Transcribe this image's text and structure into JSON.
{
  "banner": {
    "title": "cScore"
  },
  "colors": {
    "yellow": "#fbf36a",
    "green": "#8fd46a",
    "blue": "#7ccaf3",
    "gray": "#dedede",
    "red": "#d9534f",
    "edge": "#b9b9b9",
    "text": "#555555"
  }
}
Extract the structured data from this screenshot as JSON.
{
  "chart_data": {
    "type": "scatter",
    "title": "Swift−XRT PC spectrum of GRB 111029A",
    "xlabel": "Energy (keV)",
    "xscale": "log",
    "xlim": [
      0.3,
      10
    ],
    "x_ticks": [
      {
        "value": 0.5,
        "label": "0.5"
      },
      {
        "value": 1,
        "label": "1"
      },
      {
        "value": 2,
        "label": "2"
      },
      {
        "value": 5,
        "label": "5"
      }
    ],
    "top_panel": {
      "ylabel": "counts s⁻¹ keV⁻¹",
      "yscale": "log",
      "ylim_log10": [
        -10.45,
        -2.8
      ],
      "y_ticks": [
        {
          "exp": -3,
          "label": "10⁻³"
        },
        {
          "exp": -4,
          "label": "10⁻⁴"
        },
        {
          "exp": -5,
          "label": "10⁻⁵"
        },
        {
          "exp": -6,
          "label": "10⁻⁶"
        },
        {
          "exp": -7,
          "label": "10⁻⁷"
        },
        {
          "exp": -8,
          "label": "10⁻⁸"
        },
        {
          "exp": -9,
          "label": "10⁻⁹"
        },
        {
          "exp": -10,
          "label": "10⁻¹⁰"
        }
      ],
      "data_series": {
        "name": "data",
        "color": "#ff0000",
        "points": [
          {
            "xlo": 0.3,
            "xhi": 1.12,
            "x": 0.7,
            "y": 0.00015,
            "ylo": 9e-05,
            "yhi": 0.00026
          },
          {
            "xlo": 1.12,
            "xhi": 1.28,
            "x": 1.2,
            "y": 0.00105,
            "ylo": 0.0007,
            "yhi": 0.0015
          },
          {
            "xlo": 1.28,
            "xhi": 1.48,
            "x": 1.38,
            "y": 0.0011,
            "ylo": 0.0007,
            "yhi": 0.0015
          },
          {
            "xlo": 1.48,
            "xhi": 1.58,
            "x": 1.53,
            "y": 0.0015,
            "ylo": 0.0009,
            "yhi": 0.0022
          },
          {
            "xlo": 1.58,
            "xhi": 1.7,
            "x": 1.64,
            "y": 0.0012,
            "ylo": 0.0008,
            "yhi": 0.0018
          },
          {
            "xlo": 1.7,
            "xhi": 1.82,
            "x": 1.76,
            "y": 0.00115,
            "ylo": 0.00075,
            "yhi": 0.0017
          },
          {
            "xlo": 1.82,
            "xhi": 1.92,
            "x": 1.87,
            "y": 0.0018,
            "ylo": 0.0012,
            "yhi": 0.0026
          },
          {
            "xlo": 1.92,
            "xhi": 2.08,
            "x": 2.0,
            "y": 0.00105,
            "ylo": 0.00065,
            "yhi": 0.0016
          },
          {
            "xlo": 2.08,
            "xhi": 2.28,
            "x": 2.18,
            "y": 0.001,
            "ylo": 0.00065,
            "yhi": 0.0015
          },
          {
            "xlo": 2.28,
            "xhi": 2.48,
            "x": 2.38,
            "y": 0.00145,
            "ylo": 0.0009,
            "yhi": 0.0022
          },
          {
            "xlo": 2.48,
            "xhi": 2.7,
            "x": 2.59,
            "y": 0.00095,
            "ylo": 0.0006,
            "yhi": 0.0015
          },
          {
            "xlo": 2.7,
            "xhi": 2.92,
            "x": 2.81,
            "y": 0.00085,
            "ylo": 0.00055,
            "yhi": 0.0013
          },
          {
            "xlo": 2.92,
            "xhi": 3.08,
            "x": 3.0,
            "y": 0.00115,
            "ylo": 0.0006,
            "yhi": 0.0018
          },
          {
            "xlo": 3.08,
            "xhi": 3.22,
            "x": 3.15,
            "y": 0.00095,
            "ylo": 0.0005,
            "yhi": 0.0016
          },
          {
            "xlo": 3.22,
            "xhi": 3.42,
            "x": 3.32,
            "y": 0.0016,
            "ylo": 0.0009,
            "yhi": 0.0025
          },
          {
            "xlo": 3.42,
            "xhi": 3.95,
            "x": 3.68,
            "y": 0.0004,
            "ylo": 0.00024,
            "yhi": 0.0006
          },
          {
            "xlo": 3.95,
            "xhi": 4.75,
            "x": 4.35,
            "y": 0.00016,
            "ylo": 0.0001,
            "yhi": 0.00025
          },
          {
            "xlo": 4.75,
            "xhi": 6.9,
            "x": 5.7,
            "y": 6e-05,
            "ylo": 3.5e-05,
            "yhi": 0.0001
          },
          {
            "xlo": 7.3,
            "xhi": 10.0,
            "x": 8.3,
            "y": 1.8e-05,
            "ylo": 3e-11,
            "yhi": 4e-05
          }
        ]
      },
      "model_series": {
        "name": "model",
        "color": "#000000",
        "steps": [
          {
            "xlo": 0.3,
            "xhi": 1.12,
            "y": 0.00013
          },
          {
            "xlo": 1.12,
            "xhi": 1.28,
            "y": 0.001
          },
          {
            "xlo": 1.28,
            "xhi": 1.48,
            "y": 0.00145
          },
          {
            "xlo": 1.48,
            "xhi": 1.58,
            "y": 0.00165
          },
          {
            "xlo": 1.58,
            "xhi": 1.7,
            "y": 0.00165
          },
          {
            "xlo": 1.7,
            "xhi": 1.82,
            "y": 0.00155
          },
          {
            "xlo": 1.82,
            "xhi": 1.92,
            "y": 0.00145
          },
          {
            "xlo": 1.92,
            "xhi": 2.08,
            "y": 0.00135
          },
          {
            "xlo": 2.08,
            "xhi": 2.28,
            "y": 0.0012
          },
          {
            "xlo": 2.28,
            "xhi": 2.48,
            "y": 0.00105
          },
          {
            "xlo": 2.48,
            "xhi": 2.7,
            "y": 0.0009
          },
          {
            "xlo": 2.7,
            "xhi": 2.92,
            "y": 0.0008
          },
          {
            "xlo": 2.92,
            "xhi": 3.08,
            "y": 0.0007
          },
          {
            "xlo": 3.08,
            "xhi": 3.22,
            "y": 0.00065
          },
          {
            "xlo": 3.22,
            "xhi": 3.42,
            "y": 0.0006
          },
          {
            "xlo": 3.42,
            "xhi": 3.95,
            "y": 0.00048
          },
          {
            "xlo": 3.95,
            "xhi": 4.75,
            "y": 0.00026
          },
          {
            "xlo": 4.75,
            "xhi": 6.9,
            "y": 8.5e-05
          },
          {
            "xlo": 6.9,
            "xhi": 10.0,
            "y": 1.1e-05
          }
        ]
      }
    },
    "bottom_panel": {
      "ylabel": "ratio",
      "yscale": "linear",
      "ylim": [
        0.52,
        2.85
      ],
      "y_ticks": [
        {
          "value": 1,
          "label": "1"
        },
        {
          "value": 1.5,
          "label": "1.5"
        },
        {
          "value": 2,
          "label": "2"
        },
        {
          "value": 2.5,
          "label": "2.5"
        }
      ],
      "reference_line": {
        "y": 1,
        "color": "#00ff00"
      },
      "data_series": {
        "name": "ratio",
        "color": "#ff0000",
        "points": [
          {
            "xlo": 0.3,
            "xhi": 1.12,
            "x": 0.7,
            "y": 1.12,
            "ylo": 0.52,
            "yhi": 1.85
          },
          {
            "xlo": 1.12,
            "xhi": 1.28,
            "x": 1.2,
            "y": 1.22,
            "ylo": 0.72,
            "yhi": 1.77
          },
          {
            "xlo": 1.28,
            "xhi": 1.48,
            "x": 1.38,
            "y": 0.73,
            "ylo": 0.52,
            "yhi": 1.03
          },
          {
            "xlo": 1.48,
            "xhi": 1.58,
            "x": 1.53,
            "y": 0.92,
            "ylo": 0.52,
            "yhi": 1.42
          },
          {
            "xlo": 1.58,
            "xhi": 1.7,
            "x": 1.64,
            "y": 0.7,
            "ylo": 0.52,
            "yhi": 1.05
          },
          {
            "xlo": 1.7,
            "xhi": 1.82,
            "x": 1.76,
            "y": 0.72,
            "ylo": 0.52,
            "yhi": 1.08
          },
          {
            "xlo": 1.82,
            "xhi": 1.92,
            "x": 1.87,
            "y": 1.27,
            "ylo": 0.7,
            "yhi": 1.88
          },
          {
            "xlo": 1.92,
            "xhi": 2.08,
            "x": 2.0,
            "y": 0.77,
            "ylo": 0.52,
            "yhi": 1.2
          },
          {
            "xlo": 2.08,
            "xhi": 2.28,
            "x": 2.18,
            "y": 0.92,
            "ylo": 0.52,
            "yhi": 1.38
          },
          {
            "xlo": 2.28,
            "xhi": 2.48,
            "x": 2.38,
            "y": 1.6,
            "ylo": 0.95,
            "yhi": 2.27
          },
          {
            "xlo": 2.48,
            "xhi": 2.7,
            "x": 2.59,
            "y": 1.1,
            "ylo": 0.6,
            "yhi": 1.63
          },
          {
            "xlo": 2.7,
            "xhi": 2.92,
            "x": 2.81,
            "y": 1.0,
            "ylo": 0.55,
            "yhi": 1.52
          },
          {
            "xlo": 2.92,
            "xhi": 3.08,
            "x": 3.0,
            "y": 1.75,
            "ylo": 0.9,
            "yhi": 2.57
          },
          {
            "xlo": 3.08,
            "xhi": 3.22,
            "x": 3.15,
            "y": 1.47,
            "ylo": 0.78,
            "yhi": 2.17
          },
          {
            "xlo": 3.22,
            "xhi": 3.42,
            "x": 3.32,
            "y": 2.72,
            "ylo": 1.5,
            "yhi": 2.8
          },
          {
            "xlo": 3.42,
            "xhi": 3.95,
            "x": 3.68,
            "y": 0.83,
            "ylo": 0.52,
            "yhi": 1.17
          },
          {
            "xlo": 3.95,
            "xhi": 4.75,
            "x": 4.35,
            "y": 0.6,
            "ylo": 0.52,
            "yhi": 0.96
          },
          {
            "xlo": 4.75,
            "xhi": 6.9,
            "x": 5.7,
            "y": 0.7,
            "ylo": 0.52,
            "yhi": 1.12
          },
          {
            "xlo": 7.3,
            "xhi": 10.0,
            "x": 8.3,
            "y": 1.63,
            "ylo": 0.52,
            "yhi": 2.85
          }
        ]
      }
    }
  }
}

-------

**Task:**
Find every line in the records above that contains the word "this", and copy each one.

**Task response:**
Transcribe this image's text and structure into JSON.
Extract the structured data from this screenshot as JSON.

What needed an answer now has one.